Records for the task:
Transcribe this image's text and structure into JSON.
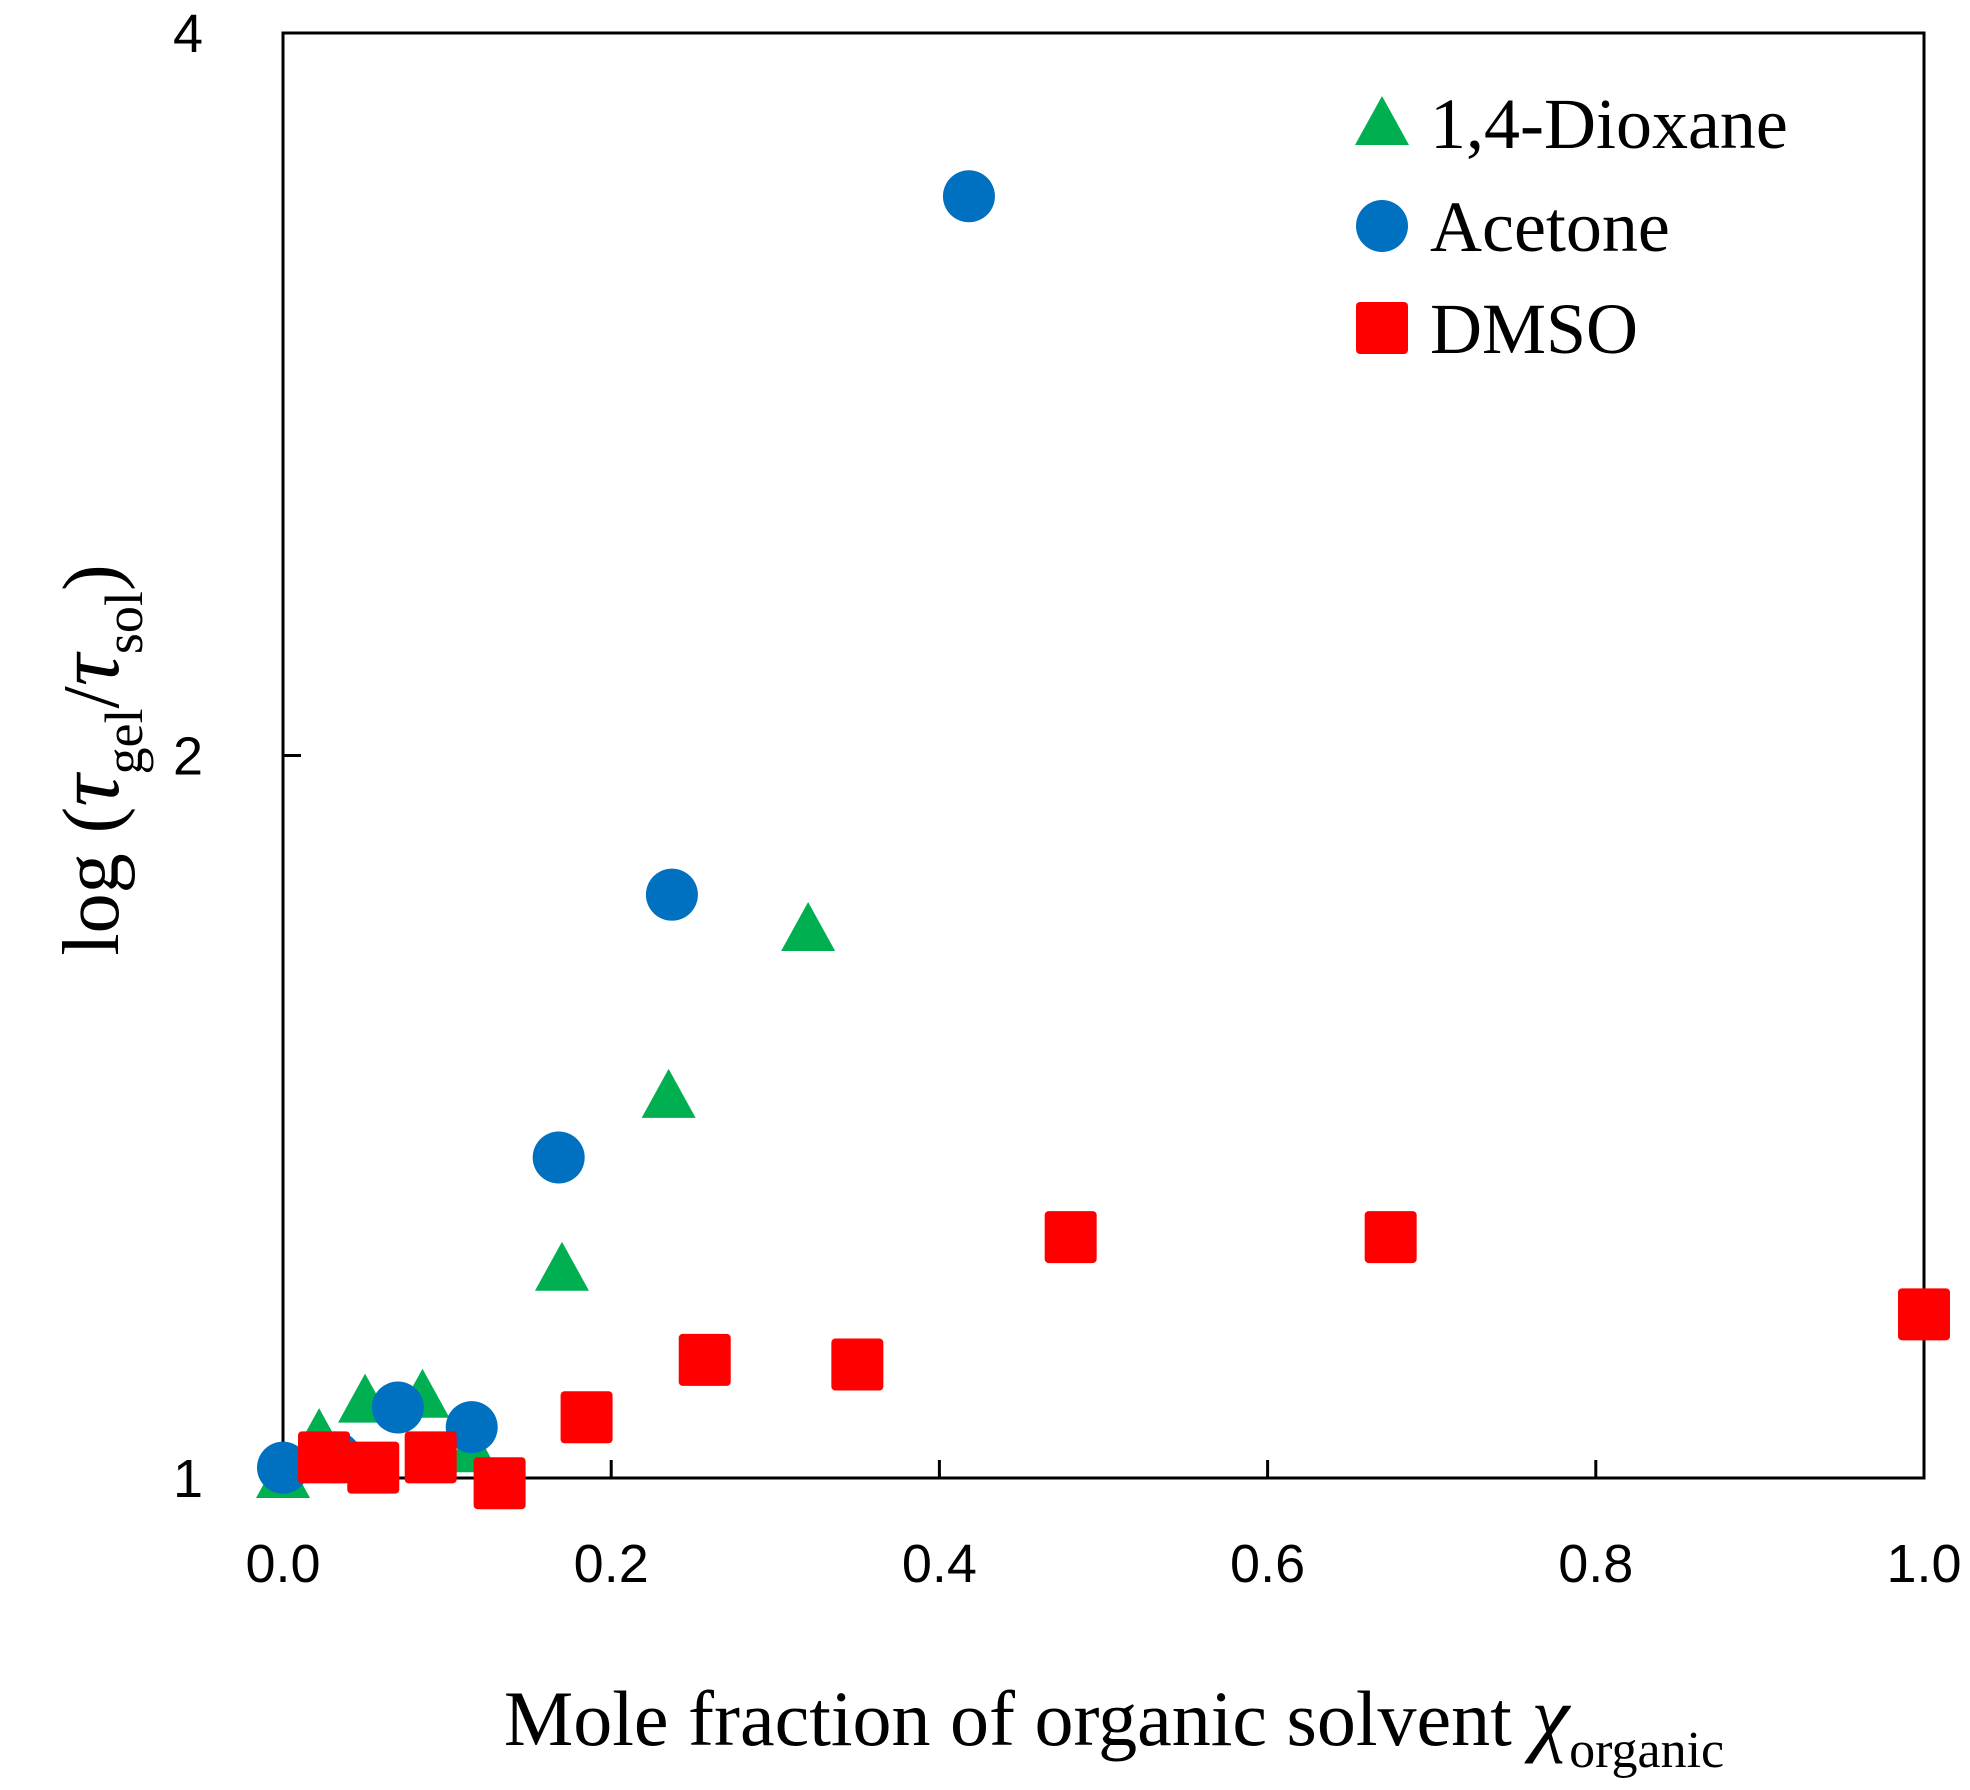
{
  "chart_data": {
    "type": "scatter",
    "title": "",
    "xlabel": "Mole fraction of organic solvent χorganic",
    "xlabel_main": "Mole fraction of organic solvent ",
    "xlabel_symbol": "χ",
    "xlabel_sub": "organic",
    "ylabel_prefix": "log (",
    "ylabel_tau1": "τ",
    "ylabel_sub1": "gel",
    "ylabel_slash": "/",
    "ylabel_tau2": "τ",
    "ylabel_sub2": "sol",
    "ylabel_suffix": ")",
    "xlim": [
      0,
      1
    ],
    "ylim": [
      1,
      4
    ],
    "yscale": "log",
    "x_ticks": [
      0,
      0.2,
      0.4,
      0.6,
      0.8,
      1.0
    ],
    "x_tick_labels": [
      "0.0",
      "0.2",
      "0.4",
      "0.6",
      "0.8",
      "1.0"
    ],
    "y_ticks": [
      1,
      2,
      4
    ],
    "y_tick_labels": [
      "1",
      "2",
      "4"
    ],
    "grid": false,
    "legend_position": "top-right",
    "series": [
      {
        "name": "1,4-Dioxane",
        "marker": "triangle",
        "color": "#00B050",
        "x": [
          0.0,
          0.022,
          0.05,
          0.085,
          0.115,
          0.17,
          0.235,
          0.32
        ],
        "y": [
          1.0,
          1.04,
          1.075,
          1.08,
          1.025,
          1.22,
          1.44,
          1.69
        ]
      },
      {
        "name": "Acetone",
        "marker": "circle",
        "color": "#0070C0",
        "x": [
          0.0,
          0.032,
          0.07,
          0.115,
          0.168,
          0.237,
          0.418
        ],
        "y": [
          1.01,
          1.02,
          1.07,
          1.05,
          1.36,
          1.75,
          3.42
        ]
      },
      {
        "name": "DMSO",
        "marker": "square",
        "color": "#FF0000",
        "x": [
          0.025,
          0.055,
          0.09,
          0.132,
          0.185,
          0.257,
          0.35,
          0.48,
          0.675,
          1.0
        ],
        "y": [
          1.02,
          1.01,
          1.02,
          0.995,
          1.06,
          1.12,
          1.115,
          1.26,
          1.26,
          1.17
        ]
      }
    ]
  }
}
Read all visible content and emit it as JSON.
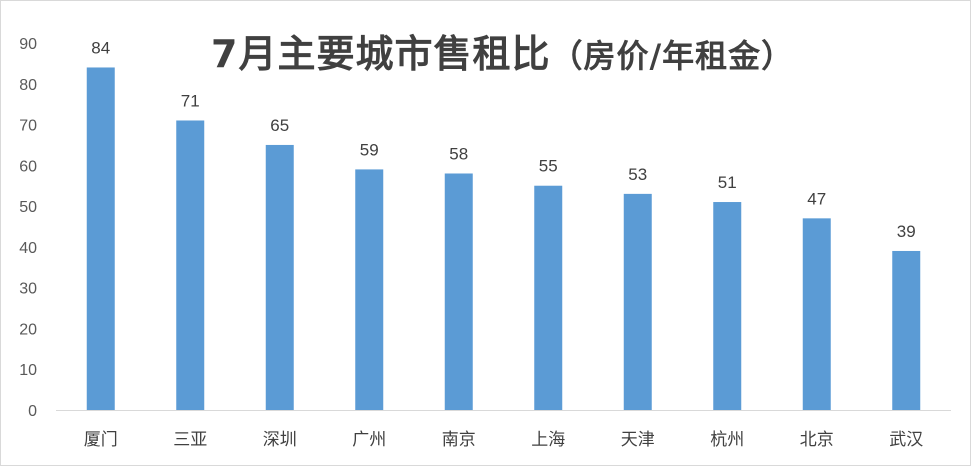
{
  "chart_data": {
    "type": "bar",
    "title": "7月主要城市售租比",
    "subtitle": "（房价/年租金）",
    "categories": [
      "厦门",
      "三亚",
      "深圳",
      "广州",
      "南京",
      "上海",
      "天津",
      "杭州",
      "北京",
      "武汉"
    ],
    "values": [
      84,
      71,
      65,
      59,
      58,
      55,
      53,
      51,
      47,
      39
    ],
    "ylim": [
      0,
      90
    ],
    "yticks": [
      0,
      10,
      20,
      30,
      40,
      50,
      60,
      70,
      80,
      90
    ],
    "xlabel": "",
    "ylabel": "",
    "grid": false,
    "legend": "none",
    "bar_color": "#5b9bd5",
    "axis_color": "#d9d9d9"
  }
}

Your goal: Say how many lines hold the word "organic", giving the number and nothing else.

Answer to the exercise: 3